##### Given records

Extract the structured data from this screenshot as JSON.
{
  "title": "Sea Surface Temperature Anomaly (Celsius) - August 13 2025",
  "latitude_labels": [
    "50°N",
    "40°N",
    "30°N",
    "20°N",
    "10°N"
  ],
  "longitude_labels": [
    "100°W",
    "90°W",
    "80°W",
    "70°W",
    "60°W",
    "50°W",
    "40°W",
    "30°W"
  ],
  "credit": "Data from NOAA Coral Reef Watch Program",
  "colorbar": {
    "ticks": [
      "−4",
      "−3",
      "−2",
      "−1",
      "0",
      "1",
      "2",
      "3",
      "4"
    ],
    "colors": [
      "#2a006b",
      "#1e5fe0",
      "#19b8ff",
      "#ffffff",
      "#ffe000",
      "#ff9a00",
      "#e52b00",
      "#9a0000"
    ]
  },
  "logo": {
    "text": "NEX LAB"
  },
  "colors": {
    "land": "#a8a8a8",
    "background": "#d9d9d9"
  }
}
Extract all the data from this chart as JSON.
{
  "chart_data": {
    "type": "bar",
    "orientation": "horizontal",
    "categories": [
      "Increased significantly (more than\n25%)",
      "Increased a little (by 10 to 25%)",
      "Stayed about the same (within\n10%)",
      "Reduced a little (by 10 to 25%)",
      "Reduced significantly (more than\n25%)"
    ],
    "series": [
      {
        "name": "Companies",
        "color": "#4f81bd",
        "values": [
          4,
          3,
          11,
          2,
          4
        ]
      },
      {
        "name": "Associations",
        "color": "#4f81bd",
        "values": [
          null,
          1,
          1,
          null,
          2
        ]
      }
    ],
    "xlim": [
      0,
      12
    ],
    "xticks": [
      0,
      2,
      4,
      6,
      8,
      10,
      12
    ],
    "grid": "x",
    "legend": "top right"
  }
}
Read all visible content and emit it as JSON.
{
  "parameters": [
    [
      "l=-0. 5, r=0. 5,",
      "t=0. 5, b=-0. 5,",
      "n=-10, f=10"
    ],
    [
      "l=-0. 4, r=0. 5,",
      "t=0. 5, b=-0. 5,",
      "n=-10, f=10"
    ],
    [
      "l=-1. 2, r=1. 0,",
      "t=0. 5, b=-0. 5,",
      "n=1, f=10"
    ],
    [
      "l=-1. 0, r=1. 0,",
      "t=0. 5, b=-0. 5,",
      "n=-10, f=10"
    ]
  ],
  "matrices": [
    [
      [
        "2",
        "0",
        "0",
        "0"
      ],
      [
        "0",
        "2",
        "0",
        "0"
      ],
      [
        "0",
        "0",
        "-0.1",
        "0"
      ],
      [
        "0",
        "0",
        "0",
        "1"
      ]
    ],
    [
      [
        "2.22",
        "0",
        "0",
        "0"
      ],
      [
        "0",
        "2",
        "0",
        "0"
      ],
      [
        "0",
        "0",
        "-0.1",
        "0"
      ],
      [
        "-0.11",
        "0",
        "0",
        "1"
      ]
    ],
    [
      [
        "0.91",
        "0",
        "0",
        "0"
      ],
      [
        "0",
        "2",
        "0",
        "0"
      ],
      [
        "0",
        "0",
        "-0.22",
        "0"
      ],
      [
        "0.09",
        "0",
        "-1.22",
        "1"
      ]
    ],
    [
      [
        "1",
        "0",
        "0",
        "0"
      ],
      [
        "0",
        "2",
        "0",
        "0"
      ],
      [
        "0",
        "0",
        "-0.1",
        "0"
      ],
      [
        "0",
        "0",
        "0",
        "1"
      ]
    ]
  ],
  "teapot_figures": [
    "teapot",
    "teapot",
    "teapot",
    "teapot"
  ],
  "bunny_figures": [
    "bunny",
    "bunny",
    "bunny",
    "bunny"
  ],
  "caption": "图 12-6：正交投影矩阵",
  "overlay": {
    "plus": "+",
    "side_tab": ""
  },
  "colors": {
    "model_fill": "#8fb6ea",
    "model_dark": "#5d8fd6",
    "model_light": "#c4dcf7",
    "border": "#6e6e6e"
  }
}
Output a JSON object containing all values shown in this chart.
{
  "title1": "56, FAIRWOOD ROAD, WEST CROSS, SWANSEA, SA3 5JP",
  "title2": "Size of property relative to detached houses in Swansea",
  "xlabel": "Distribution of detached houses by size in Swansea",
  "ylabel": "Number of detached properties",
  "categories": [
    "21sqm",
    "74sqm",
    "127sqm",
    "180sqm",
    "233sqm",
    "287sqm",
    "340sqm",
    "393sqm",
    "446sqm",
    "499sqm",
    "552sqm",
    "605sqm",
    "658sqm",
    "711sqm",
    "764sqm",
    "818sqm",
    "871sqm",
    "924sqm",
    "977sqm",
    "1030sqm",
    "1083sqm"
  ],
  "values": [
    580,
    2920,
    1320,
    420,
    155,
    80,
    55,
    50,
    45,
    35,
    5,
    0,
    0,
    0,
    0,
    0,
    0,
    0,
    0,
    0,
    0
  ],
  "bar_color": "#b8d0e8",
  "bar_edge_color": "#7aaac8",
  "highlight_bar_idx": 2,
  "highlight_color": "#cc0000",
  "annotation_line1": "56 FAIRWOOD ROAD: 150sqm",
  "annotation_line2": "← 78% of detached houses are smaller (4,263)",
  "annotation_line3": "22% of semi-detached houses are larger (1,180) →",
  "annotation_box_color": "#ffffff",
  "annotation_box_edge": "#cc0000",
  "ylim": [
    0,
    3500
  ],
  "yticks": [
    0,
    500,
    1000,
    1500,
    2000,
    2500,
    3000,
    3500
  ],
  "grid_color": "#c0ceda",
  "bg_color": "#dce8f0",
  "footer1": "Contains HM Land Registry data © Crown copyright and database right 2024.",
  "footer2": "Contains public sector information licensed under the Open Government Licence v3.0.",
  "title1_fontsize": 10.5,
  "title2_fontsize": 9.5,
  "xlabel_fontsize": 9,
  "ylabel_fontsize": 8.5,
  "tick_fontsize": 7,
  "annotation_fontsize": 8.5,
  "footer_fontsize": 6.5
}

##########

#### [The task]
Copy all of the material word for word.

#### [Written response]
Extract the structured data from this screenshot as JSON.
{
  "title": "Sea Surface Temperature Anomaly (Celsius) - August 13 2025",
  "latitude_labels": [
    "50°N",
    "40°N",
    "30°N",
    "20°N",
    "10°N"
  ],
  "longitude_labels": [
    "100°W",
    "90°W",
    "80°W",
    "70°W",
    "60°W",
    "50°W",
    "40°W",
    "30°W"
  ],
  "credit": "Data from NOAA Coral Reef Watch Program",
  "colorbar": {
    "ticks": [
      "−4",
      "−3",
      "−2",
      "−1",
      "0",
      "1",
      "2",
      "3",
      "4"
    ],
    "colors": [
      "#2a006b",
      "#1e5fe0",
      "#19b8ff",
      "#ffffff",
      "#ffe000",
      "#ff9a00",
      "#e52b00",
      "#9a0000"
    ]
  },
  "logo": {
    "text": "NEX LAB"
  },
  "colors": {
    "land": "#a8a8a8",
    "background": "#d9d9d9"
  }
}
Extract all the data from this chart as JSON.
{
  "chart_data": {
    "type": "bar",
    "orientation": "horizontal",
    "categories": [
      "Increased significantly (more than\n25%)",
      "Increased a little (by 10 to 25%)",
      "Stayed about the same (within\n10%)",
      "Reduced a little (by 10 to 25%)",
      "Reduced significantly (more than\n25%)"
    ],
    "series": [
      {
        "name": "Companies",
        "color": "#4f81bd",
        "values": [
          4,
          3,
          11,
          2,
          4
        ]
      },
      {
        "name": "Associations",
        "color": "#4f81bd",
        "values": [
          null,
          1,
          1,
          null,
          2
        ]
      }
    ],
    "xlim": [
      0,
      12
    ],
    "xticks": [
      0,
      2,
      4,
      6,
      8,
      10,
      12
    ],
    "grid": "x",
    "legend": "top right"
  }
}
Read all visible content and emit it as JSON.
{
  "parameters": [
    [
      "l=-0. 5, r=0. 5,",
      "t=0. 5, b=-0. 5,",
      "n=-10, f=10"
    ],
    [
      "l=-0. 4, r=0. 5,",
      "t=0. 5, b=-0. 5,",
      "n=-10, f=10"
    ],
    [
      "l=-1. 2, r=1. 0,",
      "t=0. 5, b=-0. 5,",
      "n=1, f=10"
    ],
    [
      "l=-1. 0, r=1. 0,",
      "t=0. 5, b=-0. 5,",
      "n=-10, f=10"
    ]
  ],
  "matrices": [
    [
      [
        "2",
        "0",
        "0",
        "0"
      ],
      [
        "0",
        "2",
        "0",
        "0"
      ],
      [
        "0",
        "0",
        "-0.1",
        "0"
      ],
      [
        "0",
        "0",
        "0",
        "1"
      ]
    ],
    [
      [
        "2.22",
        "0",
        "0",
        "0"
      ],
      [
        "0",
        "2",
        "0",
        "0"
      ],
      [
        "0",
        "0",
        "-0.1",
        "0"
      ],
      [
        "-0.11",
        "0",
        "0",
        "1"
      ]
    ],
    [
      [
        "0.91",
        "0",
        "0",
        "0"
      ],
      [
        "0",
        "2",
        "0",
        "0"
      ],
      [
        "0",
        "0",
        "-0.22",
        "0"
      ],
      [
        "0.09",
        "0",
        "-1.22",
        "1"
      ]
    ],
    [
      [
        "1",
        "0",
        "0",
        "0"
      ],
      [
        "0",
        "2",
        "0",
        "0"
      ],
      [
        "0",
        "0",
        "-0.1",
        "0"
      ],
      [
        "0",
        "0",
        "0",
        "1"
      ]
    ]
  ],
  "teapot_figures": [
    "teapot",
    "teapot",
    "teapot",
    "teapot"
  ],
  "bunny_figures": [
    "bunny",
    "bunny",
    "bunny",
    "bunny"
  ],
  "caption": "图 12-6：正交投影矩阵",
  "overlay": {
    "plus": "+",
    "side_tab": ""
  },
  "colors": {
    "model_fill": "#8fb6ea",
    "model_dark": "#5d8fd6",
    "model_light": "#c4dcf7",
    "border": "#6e6e6e"
  }
}
Output a JSON object containing all values shown in this chart.
{
  "title1": "56, FAIRWOOD ROAD, WEST CROSS, SWANSEA, SA3 5JP",
  "title2": "Size of property relative to detached houses in Swansea",
  "xlabel": "Distribution of detached houses by size in Swansea",
  "ylabel": "Number of detached properties",
  "categories": [
    "21sqm",
    "74sqm",
    "127sqm",
    "180sqm",
    "233sqm",
    "287sqm",
    "340sqm",
    "393sqm",
    "446sqm",
    "499sqm",
    "552sqm",
    "605sqm",
    "658sqm",
    "711sqm",
    "764sqm",
    "818sqm",
    "871sqm",
    "924sqm",
    "977sqm",
    "1030sqm",
    "1083sqm"
  ],
  "values": [
    580,
    2920,
    1320,
    420,
    155,
    80,
    55,
    50,
    45,
    35,
    5,
    0,
    0,
    0,
    0,
    0,
    0,
    0,
    0,
    0,
    0
  ],
  "bar_color": "#b8d0e8",
  "bar_edge_color": "#7aaac8",
  "highlight_bar_idx": 2,
  "highlight_color": "#cc0000",
  "annotation_line1": "56 FAIRWOOD ROAD: 150sqm",
  "annotation_line2": "← 78% of detached houses are smaller (4,263)",
  "annotation_line3": "22% of semi-detached houses are larger (1,180) →",
  "annotation_box_color": "#ffffff",
  "annotation_box_edge": "#cc0000",
  "ylim": [
    0,
    3500
  ],
  "yticks": [
    0,
    500,
    1000,
    1500,
    2000,
    2500,
    3000,
    3500
  ],
  "grid_color": "#c0ceda",
  "bg_color": "#dce8f0",
  "footer1": "Contains HM Land Registry data © Crown copyright and database right 2024.",
  "footer2": "Contains public sector information licensed under the Open Government Licence v3.0.",
  "title1_fontsize": 10.5,
  "title2_fontsize": 9.5,
  "xlabel_fontsize": 9,
  "ylabel_fontsize": 8.5,
  "tick_fontsize": 7,
  "annotation_fontsize": 8.5,
  "footer_fontsize": 6.5
}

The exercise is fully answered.